WHAT IS REQUIRED - Repeat every line of the listing below exactly, minus the pictures.

DATA FOR PROCESSING -
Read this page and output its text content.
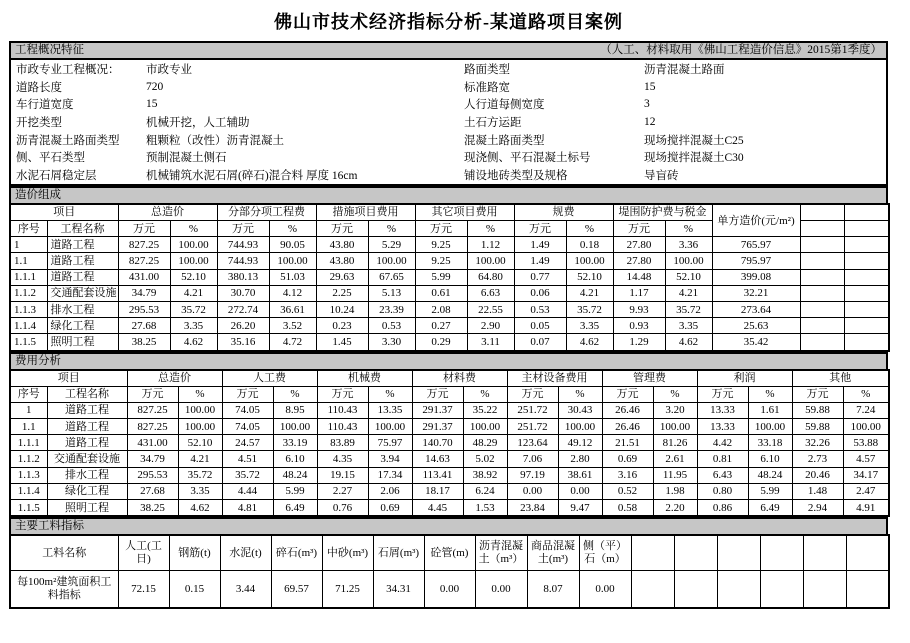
佛山市技术经济指标分析-某道路项目案例
工程概况特征	（人工、材料取用《佛山工程造价信息》2015第1季度）
市政专业工程概况：	市政专业	路面类型	沥青混凝土路面
道路长度	720	标准路宽	15
车行道宽度	15	人行道每侧宽度	3
开挖类型	机械开挖，人工辅助	土石方运距	12
沥青混凝土路面类型	粗颗粒（改性）沥青混凝土	混凝土路面类型	现场搅拌混凝土C25
侧、平石类型	预制混凝土侧石	现浇侧、平石混凝土标号	现场搅拌混凝土C30
水泥石屑稳定层	机械铺筑水泥石屑(碎石)混合料 厚度 16cm	铺设地砖类型及规格	导盲砖
造价组成
项目		总造价		分部分项工程费		措施项目费用		其它项目费用		规费		堤围防护费与税金		单方造价(元/m²)		
序号	工程名称	万元	%	万元	%	万元	%	万元	%	万元	%	万元	%			
1	道路工程	827.25	100.00	744.93	90.05	43.80	5.29	9.25	1.12	1.49	0.18	27.80	3.36	765.97		
1.1	道路工程	827.25	100.00	744.93	100.00	43.80	100.00	9.25	100.00	1.49	100.00	27.80	100.00	795.97		
1.1.1	道路工程	431.00	52.10	380.13	51.03	29.63	67.65	5.99	64.80	0.77	52.10	14.48	52.10	399.08		
1.1.2	交通配套设施	34.79	4.21	30.70	4.12	2.25	5.13	0.61	6.63	0.06	4.21	1.17	4.21	32.21		
1.1.3	排水工程	295.53	35.72	272.74	36.61	10.24	23.39	2.08	22.55	0.53	35.72	9.93	35.72	273.64		
1.1.4	绿化工程	27.68	3.35	26.20	3.52	0.23	0.53	0.27	2.90	0.05	3.35	0.93	3.35	25.63		
1.1.5	照明工程	38.25	4.62	35.16	4.72	1.45	3.30	0.29	3.11	0.07	4.62	1.29	4.62	35.42		
费用分析
项目		总造价		人工费		机械费		材料费		主材设备费用		管理费		利润		其他	
序号	工程名称	万元	%	万元	%	万元	%	万元	%	万元	%	万元	%	万元	%	万元	%
1	道路工程	827.25	100.00	74.05	8.95	110.43	13.35	291.37	35.22	251.72	30.43	26.46	3.20	13.33	1.61	59.88	7.24
1.1	道路工程	827.25	100.00	74.05	100.00	110.43	100.00	291.37	100.00	251.72	100.00	26.46	100.00	13.33	100.00	59.88	100.00
1.1.1	道路工程	431.00	52.10	24.57	33.19	83.89	75.97	140.70	48.29	123.64	49.12	21.51	81.26	4.42	33.18	32.26	53.88
1.1.2	交通配套设施	34.79	4.21	4.51	6.10	4.35	3.94	14.63	5.02	7.06	2.80	0.69	2.61	0.81	6.10	2.73	4.57
1.1.3	排水工程	295.53	35.72	35.72	48.24	19.15	17.34	113.41	38.92	97.19	38.61	3.16	11.95	6.43	48.24	20.46	34.17
1.1.4	绿化工程	27.68	3.35	4.44	5.99	2.27	2.06	18.17	6.24	0.00	0.00	0.52	1.98	0.80	5.99	1.48	2.47
1.1.5	照明工程	38.25	4.62	4.81	6.49	0.76	0.69	4.45	1.53	23.84	9.47	0.58	2.20	0.86	6.49	2.94	4.91
主要工料指标
工料名称	人工(工日)	钢筋(t)	水泥(t)	碎石(m³)	中砂(m³)	石屑(m³)	砼管(m)	沥青混凝土（m³）	商品混凝土(m³)	侧（平）石（m）						
每100m²建筑面积工料指标	72.15	0.15	3.44	69.57	71.25	34.31	0.00	0.00	8.07	0.00						
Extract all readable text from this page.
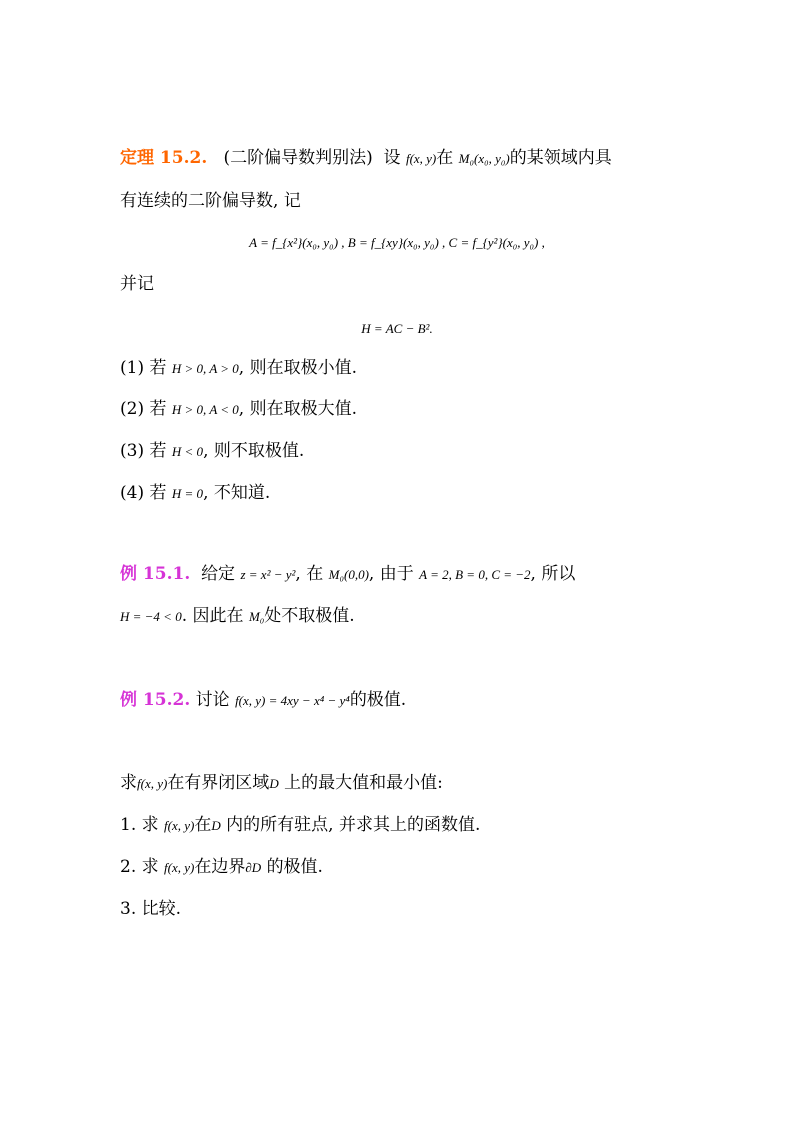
定理 15.2. (二阶偏导数判别法) 设 f(x, y)在 M₀(x₀, y₀)的某领域内具
有连续的二阶偏导数, 记
A = f_{x²}(x₀, y₀) , B = f_{xy}(x₀, y₀) , C = f_{y²}(x₀, y₀) ,
并记
H = AC − B².
(1) 若 H > 0, A > 0, 则在取极小值.
(2) 若 H > 0, A < 0, 则在取极大值.
(3) 若 H < 0, 则不取极值.
(4) 若 H = 0, 不知道.
例 15.1. 给定 z = x² − y², 在 M₀(0,0), 由于 A = 2, B = 0, C = −2, 所以
H = −4 < 0. 因此在 M₀处不取极值.
例 15.2. 讨论 f(x, y) = 4xy − x⁴ − y⁴的极值.
求f(x, y)在有界闭区域D 上的最大值和最小值:
1. 求 f(x, y)在D 内的所有驻点, 并求其上的函数值.
2. 求 f(x, y)在边界∂D 的极值.
3. 比较.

RESULT FOR THIS TASK -
Read this page and output its text content.
佛山市技术经济指标分析-某道路项目案例
工程概况特征	（人工、材料取用《佛山工程造价信息》2015第1季度）
市政专业工程概况：	市政专业	路面类型	沥青混凝土路面
道路长度	720	标准路宽	15
车行道宽度	15	人行道每侧宽度	3
开挖类型	机械开挖，人工辅助	土石方运距	12
沥青混凝土路面类型	粗颗粒（改性）沥青混凝土	混凝土路面类型	现场搅拌混凝土C25
侧、平石类型	预制混凝土侧石	现浇侧、平石混凝土标号	现场搅拌混凝土C30
水泥石屑稳定层	机械铺筑水泥石屑(碎石)混合料 厚度 16cm	铺设地砖类型及规格	导盲砖
造价组成
项目		总造价		分部分项工程费		措施项目费用		其它项目费用		规费		堤围防护费与税金		单方造价(元/m²)		
序号	工程名称	万元	%	万元	%	万元	%	万元	%	万元	%	万元	%			
1	道路工程	827.25	100.00	744.93	90.05	43.80	5.29	9.25	1.12	1.49	0.18	27.80	3.36	765.97		
1.1	道路工程	827.25	100.00	744.93	100.00	43.80	100.00	9.25	100.00	1.49	100.00	27.80	100.00	795.97		
1.1.1	道路工程	431.00	52.10	380.13	51.03	29.63	67.65	5.99	64.80	0.77	52.10	14.48	52.10	399.08		
1.1.2	交通配套设施	34.79	4.21	30.70	4.12	2.25	5.13	0.61	6.63	0.06	4.21	1.17	4.21	32.21		
1.1.3	排水工程	295.53	35.72	272.74	36.61	10.24	23.39	2.08	22.55	0.53	35.72	9.93	35.72	273.64		
1.1.4	绿化工程	27.68	3.35	26.20	3.52	0.23	0.53	0.27	2.90	0.05	3.35	0.93	3.35	25.63		
1.1.5	照明工程	38.25	4.62	35.16	4.72	1.45	3.30	0.29	3.11	0.07	4.62	1.29	4.62	35.42		
费用分析
项目		总造价		人工费		机械费		材料费		主材设备费用		管理费		利润		其他	
序号	工程名称	万元	%	万元	%	万元	%	万元	%	万元	%	万元	%	万元	%	万元	%
1	道路工程	827.25	100.00	74.05	8.95	110.43	13.35	291.37	35.22	251.72	30.43	26.46	3.20	13.33	1.61	59.88	7.24
1.1	道路工程	827.25	100.00	74.05	100.00	110.43	100.00	291.37	100.00	251.72	100.00	26.46	100.00	13.33	100.00	59.88	100.00
1.1.1	道路工程	431.00	52.10	24.57	33.19	83.89	75.97	140.70	48.29	123.64	49.12	21.51	81.26	4.42	33.18	32.26	53.88
1.1.2	交通配套设施	34.79	4.21	4.51	6.10	4.35	3.94	14.63	5.02	7.06	2.80	0.69	2.61	0.81	6.10	2.73	4.57
1.1.3	排水工程	295.53	35.72	35.72	48.24	19.15	17.34	113.41	38.92	97.19	38.61	3.16	11.95	6.43	48.24	20.46	34.17
1.1.4	绿化工程	27.68	3.35	4.44	5.99	2.27	2.06	18.17	6.24	0.00	0.00	0.52	1.98	0.80	5.99	1.48	2.47
1.1.5	照明工程	38.25	4.62	4.81	6.49	0.76	0.69	4.45	1.53	23.84	9.47	0.58	2.20	0.86	6.49	2.94	4.91
主要工料指标
工料名称	人工(工日)	钢筋(t)	水泥(t)	碎石(m³)	中砂(m³)	石屑(m³)	砼管(m)	沥青混凝土（m³）	商品混凝土(m³)	侧（平）石（m）						
每100m²建筑面积工料指标	72.15	0.15	3.44	69.57	71.25	34.31	0.00	0.00	8.07	0.00						
Extract all readable text from this page.
定理 15.2. (二阶偏导数判别法) 设 f(x, y)在 M₀(x₀, y₀)的某领域内具
有连续的二阶偏导数, 记
A = f_{x²}(x₀, y₀) , B = f_{xy}(x₀, y₀) , C = f_{y²}(x₀, y₀) ,
并记
H = AC − B².
(1) 若 H > 0, A > 0, 则在取极小值.
(2) 若 H > 0, A < 0, 则在取极大值.
(3) 若 H < 0, 则不取极值.
(4) 若 H = 0, 不知道.
例 15.1. 给定 z = x² − y², 在 M₀(0,0), 由于 A = 2, B = 0, C = −2, 所以
H = −4 < 0. 因此在 M₀处不取极值.
例 15.2. 讨论 f(x, y) = 4xy − x⁴ − y⁴的极值.
求f(x, y)在有界闭区域D 上的最大值和最小值:
1. 求 f(x, y)在D 内的所有驻点, 并求其上的函数值.
2. 求 f(x, y)在边界∂D 的极值.
3. 比较.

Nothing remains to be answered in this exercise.